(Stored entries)
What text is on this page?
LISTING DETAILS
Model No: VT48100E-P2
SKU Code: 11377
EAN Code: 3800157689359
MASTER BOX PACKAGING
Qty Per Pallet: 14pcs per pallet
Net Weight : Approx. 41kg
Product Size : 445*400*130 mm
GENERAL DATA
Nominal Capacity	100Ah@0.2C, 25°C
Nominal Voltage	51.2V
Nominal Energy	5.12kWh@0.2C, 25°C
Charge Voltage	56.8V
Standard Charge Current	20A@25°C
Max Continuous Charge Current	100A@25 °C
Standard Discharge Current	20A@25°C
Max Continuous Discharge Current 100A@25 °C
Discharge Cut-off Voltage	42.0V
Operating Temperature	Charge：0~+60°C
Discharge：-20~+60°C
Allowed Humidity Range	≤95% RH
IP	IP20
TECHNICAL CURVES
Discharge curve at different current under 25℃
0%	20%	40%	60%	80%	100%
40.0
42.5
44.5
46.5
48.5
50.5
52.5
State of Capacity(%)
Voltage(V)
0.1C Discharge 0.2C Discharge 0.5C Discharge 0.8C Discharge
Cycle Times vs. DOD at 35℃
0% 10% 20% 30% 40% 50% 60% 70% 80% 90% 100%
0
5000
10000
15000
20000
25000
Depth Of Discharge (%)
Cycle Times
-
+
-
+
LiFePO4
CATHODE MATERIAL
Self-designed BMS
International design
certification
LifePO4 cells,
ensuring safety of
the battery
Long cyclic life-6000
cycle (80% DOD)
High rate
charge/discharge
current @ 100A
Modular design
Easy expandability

(Assigned task) Find the lines above holding the word "Nominal" and show them.

(Solution for this exercise)
Nominal Capacity	100Ah@0.2C, 25°C
Nominal Voltage	51.2V
Nominal Energy	5.12kWh@0.2C, 25°C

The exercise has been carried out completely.